Aim of the exercise >> Count how many lines contain the word "name". Respond with the number alone.

Data listing >>
"""
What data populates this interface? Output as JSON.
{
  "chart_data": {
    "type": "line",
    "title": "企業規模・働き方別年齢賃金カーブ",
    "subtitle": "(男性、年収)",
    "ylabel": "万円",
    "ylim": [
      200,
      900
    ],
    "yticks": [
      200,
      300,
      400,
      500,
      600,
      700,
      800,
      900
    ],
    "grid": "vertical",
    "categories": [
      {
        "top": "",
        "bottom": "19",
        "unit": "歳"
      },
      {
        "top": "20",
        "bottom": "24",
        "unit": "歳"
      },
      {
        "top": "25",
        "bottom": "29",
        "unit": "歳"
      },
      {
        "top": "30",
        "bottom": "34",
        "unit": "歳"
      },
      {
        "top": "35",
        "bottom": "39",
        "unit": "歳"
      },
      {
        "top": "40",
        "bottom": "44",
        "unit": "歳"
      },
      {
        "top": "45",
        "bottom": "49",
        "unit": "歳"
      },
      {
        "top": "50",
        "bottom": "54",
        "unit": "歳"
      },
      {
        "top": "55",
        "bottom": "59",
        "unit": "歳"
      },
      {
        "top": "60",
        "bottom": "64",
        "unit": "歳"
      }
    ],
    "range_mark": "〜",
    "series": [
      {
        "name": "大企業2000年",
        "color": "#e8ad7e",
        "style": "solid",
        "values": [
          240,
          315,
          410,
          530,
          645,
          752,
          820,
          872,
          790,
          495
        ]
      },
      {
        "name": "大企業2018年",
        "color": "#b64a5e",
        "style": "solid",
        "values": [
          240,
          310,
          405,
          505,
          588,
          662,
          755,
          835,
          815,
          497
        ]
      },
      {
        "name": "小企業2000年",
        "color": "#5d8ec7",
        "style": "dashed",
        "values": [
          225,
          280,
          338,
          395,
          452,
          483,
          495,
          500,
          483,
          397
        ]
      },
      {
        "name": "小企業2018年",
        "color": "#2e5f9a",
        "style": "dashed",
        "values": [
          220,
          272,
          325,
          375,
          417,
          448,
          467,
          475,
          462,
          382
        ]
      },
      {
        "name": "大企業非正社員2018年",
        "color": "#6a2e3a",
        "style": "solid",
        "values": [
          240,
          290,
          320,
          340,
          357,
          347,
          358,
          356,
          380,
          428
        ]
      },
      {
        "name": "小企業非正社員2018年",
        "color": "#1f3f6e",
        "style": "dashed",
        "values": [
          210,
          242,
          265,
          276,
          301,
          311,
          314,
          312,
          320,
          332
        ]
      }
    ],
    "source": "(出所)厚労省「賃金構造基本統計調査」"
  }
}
"""
Right answer >> 6